:: Listing ::
________________________

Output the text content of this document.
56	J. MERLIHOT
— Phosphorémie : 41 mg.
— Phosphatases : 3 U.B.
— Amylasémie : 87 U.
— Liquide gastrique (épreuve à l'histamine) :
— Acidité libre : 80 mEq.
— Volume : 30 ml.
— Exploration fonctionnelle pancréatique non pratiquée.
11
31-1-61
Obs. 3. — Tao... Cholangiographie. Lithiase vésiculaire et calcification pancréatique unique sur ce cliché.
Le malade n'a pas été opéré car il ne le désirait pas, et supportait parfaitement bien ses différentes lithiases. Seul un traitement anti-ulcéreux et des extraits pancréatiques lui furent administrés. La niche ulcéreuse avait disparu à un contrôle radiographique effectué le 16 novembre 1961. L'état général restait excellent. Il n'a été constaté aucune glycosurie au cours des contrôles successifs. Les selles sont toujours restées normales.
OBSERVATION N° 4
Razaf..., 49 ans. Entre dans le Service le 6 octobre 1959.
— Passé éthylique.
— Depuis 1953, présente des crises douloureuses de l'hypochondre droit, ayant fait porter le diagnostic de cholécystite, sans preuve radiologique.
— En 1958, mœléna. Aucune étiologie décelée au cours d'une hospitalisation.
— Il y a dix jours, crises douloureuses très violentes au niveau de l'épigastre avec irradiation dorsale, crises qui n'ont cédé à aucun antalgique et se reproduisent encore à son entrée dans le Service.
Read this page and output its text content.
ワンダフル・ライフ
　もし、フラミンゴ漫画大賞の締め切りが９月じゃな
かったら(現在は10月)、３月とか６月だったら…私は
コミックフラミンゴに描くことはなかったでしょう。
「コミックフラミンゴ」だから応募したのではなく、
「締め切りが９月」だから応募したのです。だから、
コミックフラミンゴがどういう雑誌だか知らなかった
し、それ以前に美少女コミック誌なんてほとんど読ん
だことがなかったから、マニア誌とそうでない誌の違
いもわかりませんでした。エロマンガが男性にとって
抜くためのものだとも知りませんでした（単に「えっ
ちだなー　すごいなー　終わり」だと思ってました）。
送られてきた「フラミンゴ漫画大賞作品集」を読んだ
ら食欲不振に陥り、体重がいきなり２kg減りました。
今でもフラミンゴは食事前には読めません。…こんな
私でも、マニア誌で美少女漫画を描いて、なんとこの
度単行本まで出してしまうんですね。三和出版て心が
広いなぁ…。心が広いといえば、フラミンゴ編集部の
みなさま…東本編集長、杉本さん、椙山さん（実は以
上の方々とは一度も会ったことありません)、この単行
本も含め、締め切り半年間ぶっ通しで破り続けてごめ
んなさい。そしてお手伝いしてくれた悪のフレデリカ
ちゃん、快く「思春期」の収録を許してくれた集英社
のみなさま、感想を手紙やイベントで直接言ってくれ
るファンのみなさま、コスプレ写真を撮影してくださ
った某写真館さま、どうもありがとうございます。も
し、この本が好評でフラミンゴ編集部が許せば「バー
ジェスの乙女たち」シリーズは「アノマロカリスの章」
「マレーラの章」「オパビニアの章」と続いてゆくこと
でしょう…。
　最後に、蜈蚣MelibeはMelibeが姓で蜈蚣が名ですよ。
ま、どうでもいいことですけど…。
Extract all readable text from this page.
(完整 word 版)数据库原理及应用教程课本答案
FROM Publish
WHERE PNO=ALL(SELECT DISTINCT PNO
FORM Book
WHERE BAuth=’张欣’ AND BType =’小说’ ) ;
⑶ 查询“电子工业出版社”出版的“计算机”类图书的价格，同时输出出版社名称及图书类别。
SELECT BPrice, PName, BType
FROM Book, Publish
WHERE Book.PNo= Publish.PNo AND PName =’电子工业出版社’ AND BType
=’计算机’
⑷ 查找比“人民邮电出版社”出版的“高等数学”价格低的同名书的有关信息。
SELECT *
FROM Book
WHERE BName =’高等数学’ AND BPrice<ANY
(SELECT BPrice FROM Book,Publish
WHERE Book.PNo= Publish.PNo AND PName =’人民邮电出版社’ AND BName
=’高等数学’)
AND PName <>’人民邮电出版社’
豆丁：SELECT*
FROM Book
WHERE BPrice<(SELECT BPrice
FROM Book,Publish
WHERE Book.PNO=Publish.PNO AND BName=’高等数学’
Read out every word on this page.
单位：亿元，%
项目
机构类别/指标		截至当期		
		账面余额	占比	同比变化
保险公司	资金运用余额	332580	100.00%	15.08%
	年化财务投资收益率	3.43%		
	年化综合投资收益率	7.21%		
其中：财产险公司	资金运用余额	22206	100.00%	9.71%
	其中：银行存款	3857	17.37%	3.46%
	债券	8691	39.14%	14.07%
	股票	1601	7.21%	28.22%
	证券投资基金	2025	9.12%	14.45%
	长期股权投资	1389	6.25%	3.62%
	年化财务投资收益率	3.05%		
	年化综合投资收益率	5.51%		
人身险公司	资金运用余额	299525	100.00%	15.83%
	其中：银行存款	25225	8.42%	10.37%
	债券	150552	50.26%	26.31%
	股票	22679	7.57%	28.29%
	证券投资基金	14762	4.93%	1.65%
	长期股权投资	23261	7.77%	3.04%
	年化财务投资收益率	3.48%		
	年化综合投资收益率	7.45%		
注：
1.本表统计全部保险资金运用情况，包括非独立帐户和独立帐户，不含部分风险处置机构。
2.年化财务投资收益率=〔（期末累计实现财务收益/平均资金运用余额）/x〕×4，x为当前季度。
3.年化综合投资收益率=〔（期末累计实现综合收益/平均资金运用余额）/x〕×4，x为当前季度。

________________________

:: Short problem ::
Count every line above that holds the word "Book", and state the number and nothing more.

:: Task answer ::
9